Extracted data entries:
■ ■ ■

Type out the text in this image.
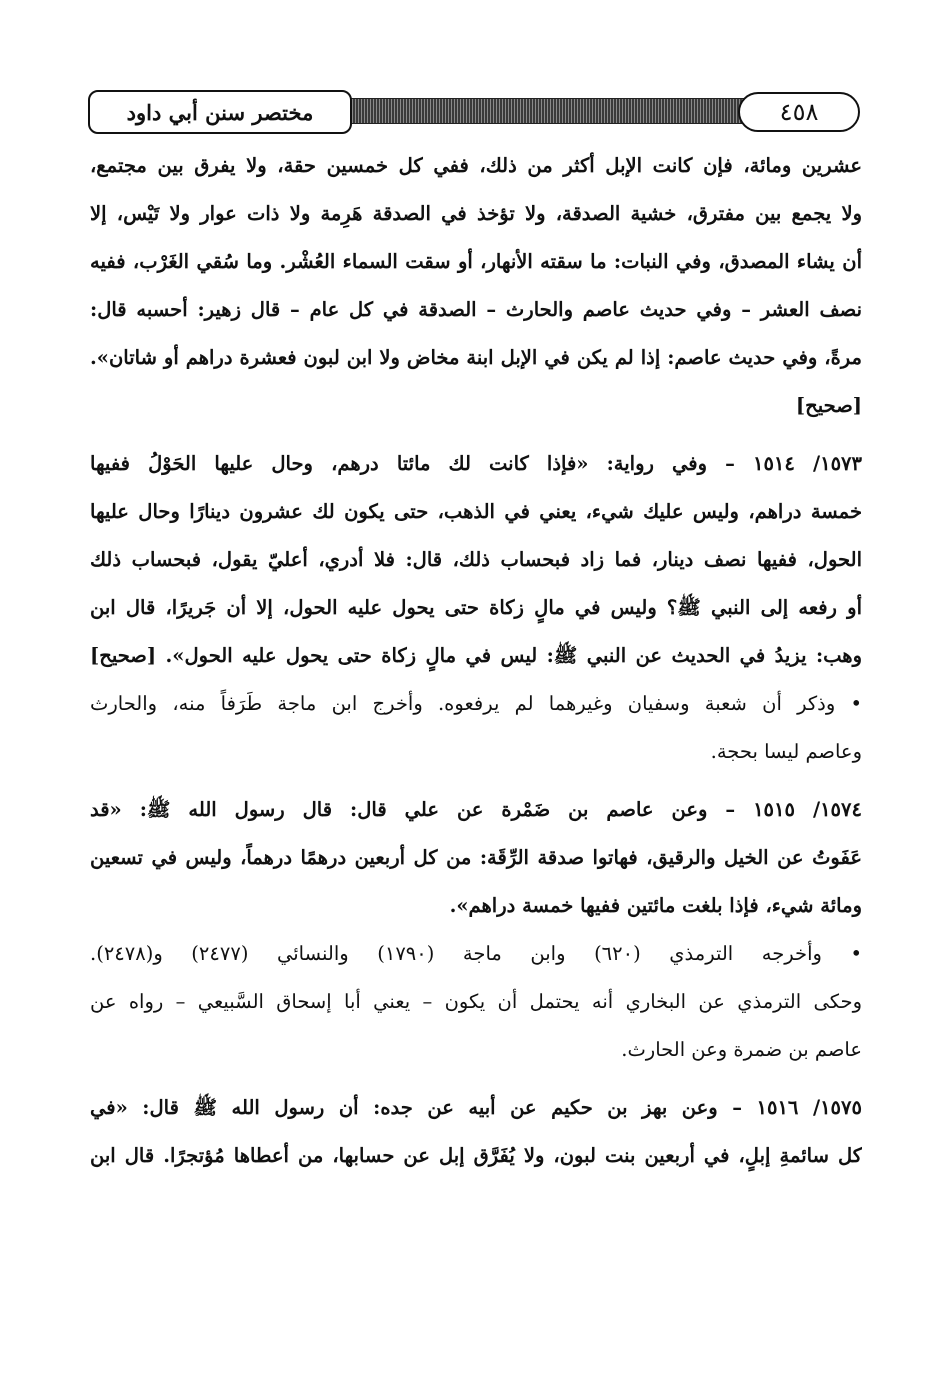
مختصر سنن أبي داود	٤٥٨

عشرين ومائة، فإن كانت الإبل أكثر من ذلك، ففي كل خمسين حقة، ولا يفرق بين مجتمع،

ولا يجمع بين مفترق، خشية الصدقة، ولا تؤخذ في الصدقة هَرِمة ولا ذات عوار ولا تَيْس، إلا

أن يشاء المصدق، وفي النبات: ما سقته الأنهار، أو سقت السماء العُشْر. وما سُقي الغَرْب، ففيه

نصف العشر – وفي حديث عاصم والحارث – الصدقة في كل عام – قال زهير: أحسبه قال:

مرةً، وفي حديث عاصم: إذا لم يكن في الإبل ابنة مخاض ولا ابن لبون فعشرة دراهم أو شاتان».

[صحيح]

١٥٧٣/ ١٥١٤ – وفي رواية: «فإذا كانت لك مائتا درهم، وحال عليها الحَوْلُ ففيها

خمسة دراهم، وليس عليك شيء، يعني في الذهب، حتى يكون لك عشرون دينارًا وحال عليها

الحول، ففيها نصف دينار، فما زاد فبحساب ذلك، قال: فلا أدري، أعليّ يقول، فبحساب ذلك

أو رفعه إلى النبي ﷺ؟ وليس في مالٍ زكاة حتى يحول عليه الحول، إلا أن جَريرًا، قال ابن

وهب: يزيدُ في الحديث عن النبي ﷺ: ليس في مالٍ زكاة حتى يحول عليه الحول». [صحيح]

• وذكر أن شعبة وسفيان وغيرهما لم يرفعوه. وأخرج ابن ماجة طَرَفاً منه، والحارث

وعاصم ليسا بحجة.

١٥٧٤/ ١٥١٥ – وعن عاصم بن ضَمْرة عن علي قال: قال رسول الله ﷺ: «قد

عَفَوتُ عن الخيل والرقيق، فهاتوا صدقة الرِّقَة: من كل أربعين درهمًا درهماً، وليس في تسعين

ومائة شيء، فإذا بلغت مائتين ففيها خمسة دراهم».

• وأخرجه الترمذي (٦٢٠) وابن ماجة (١٧٩٠) والنسائي (٢٤٧٧) و(٢٤٧٨).

وحكى الترمذي عن البخاري أنه يحتمل أن يكون – يعني أبا إسحاق السَّبيعي – رواه عن

عاصم بن ضمرة وعن الحارث.

١٥٧٥/ ١٥١٦ – وعن بهز بن حكيم عن أبيه عن جده: أن رسول الله ﷺ قال: «في

كل سائمةِ إبلٍ، في أربعين بنت لبون، ولا يُفَرَّق إبل عن حسابها، من أعطاها مُؤتجرًا. قال ابن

■ ■ ■

Omit every picture, then reproduce the rest of the listing exactly.

Type out the text in this image.
مختصر سنن أبي داود	٤٥٨

عشرين ومائة، فإن كانت الإبل أكثر من ذلك، ففي كل خمسين حقة، ولا يفرق بين مجتمع،

ولا يجمع بين مفترق، خشية الصدقة، ولا تؤخذ في الصدقة هَرِمة ولا ذات عوار ولا تَيْس، إلا

أن يشاء المصدق، وفي النبات: ما سقته الأنهار، أو سقت السماء العُشْر. وما سُقي الغَرْب، ففيه

نصف العشر – وفي حديث عاصم والحارث – الصدقة في كل عام – قال زهير: أحسبه قال:

مرةً، وفي حديث عاصم: إذا لم يكن في الإبل ابنة مخاض ولا ابن لبون فعشرة دراهم أو شاتان».

[صحيح]

١٥٧٣/ ١٥١٤ – وفي رواية: «فإذا كانت لك مائتا درهم، وحال عليها الحَوْلُ ففيها

خمسة دراهم، وليس عليك شيء، يعني في الذهب، حتى يكون لك عشرون دينارًا وحال عليها

الحول، ففيها نصف دينار، فما زاد فبحساب ذلك، قال: فلا أدري، أعليّ يقول، فبحساب ذلك

أو رفعه إلى النبي ﷺ؟ وليس في مالٍ زكاة حتى يحول عليه الحول، إلا أن جَريرًا، قال ابن

وهب: يزيدُ في الحديث عن النبي ﷺ: ليس في مالٍ زكاة حتى يحول عليه الحول». [صحيح]

• وذكر أن شعبة وسفيان وغيرهما لم يرفعوه. وأخرج ابن ماجة طَرَفاً منه، والحارث

وعاصم ليسا بحجة.

١٥٧٤/ ١٥١٥ – وعن عاصم بن ضَمْرة عن علي قال: قال رسول الله ﷺ: «قد

عَفَوتُ عن الخيل والرقيق، فهاتوا صدقة الرِّقَة: من كل أربعين درهمًا درهماً، وليس في تسعين

ومائة شيء، فإذا بلغت مائتين ففيها خمسة دراهم».

• وأخرجه الترمذي (٦٢٠) وابن ماجة (١٧٩٠) والنسائي (٢٤٧٧) و(٢٤٧٨).

وحكى الترمذي عن البخاري أنه يحتمل أن يكون – يعني أبا إسحاق السَّبيعي – رواه عن

عاصم بن ضمرة وعن الحارث.

١٥٧٥/ ١٥١٦ – وعن بهز بن حكيم عن أبيه عن جده: أن رسول الله ﷺ قال: «في

كل سائمةِ إبلٍ، في أربعين بنت لبون، ولا يُفَرَّق إبل عن حسابها، من أعطاها مُؤتجرًا. قال ابن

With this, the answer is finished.